* **Directions**:
Return the lines where the word "icon" occurs.

* **Recorded data**:
■ ■ ■ ■
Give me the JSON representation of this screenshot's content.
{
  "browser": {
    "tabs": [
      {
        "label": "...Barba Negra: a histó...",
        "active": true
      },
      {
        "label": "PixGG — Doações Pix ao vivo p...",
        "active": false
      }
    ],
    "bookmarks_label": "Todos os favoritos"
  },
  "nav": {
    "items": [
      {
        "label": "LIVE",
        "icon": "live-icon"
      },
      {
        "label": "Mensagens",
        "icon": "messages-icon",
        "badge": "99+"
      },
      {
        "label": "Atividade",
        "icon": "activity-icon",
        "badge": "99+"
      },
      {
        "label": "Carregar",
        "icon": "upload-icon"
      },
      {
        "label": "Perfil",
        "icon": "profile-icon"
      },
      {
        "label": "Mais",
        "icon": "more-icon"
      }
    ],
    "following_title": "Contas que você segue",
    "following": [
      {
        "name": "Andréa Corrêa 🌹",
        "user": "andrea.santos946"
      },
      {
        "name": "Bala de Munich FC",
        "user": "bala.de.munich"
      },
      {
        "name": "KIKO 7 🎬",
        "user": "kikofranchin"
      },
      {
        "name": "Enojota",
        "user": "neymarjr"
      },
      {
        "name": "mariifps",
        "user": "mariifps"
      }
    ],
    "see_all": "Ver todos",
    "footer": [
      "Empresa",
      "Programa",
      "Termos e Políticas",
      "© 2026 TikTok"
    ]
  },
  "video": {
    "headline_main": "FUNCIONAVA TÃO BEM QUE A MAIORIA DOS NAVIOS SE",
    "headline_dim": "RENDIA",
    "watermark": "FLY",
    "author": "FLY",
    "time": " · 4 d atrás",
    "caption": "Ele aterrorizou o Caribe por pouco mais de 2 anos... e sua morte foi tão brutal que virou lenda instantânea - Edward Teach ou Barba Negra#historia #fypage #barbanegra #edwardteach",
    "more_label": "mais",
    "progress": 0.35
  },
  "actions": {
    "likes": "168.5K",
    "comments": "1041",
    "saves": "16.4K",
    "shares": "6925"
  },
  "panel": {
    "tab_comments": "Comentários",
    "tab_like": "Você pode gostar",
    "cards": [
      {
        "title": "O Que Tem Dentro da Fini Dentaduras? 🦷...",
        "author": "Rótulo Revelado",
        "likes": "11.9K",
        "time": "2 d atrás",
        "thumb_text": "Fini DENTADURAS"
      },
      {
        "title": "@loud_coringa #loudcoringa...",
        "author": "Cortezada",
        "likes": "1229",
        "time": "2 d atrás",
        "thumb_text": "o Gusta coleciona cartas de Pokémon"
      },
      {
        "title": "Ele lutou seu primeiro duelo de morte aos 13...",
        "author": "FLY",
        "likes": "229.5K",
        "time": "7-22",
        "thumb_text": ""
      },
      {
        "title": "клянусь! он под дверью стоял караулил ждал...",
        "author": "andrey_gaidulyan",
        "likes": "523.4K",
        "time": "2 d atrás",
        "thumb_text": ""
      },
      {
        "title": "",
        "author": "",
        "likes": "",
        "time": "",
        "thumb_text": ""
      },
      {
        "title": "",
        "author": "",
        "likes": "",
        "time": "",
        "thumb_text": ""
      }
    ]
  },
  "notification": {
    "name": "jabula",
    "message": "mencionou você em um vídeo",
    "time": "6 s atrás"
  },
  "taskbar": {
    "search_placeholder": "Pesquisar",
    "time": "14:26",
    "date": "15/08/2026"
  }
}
■ ■ ■ ■
* **Worked answer**:
        "icon": "live-icon"
        "icon": "messages-icon",
        "icon": "activity-icon",
        "icon": "upload-icon"
        "icon": "profile-icon"
        "icon": "more-icon"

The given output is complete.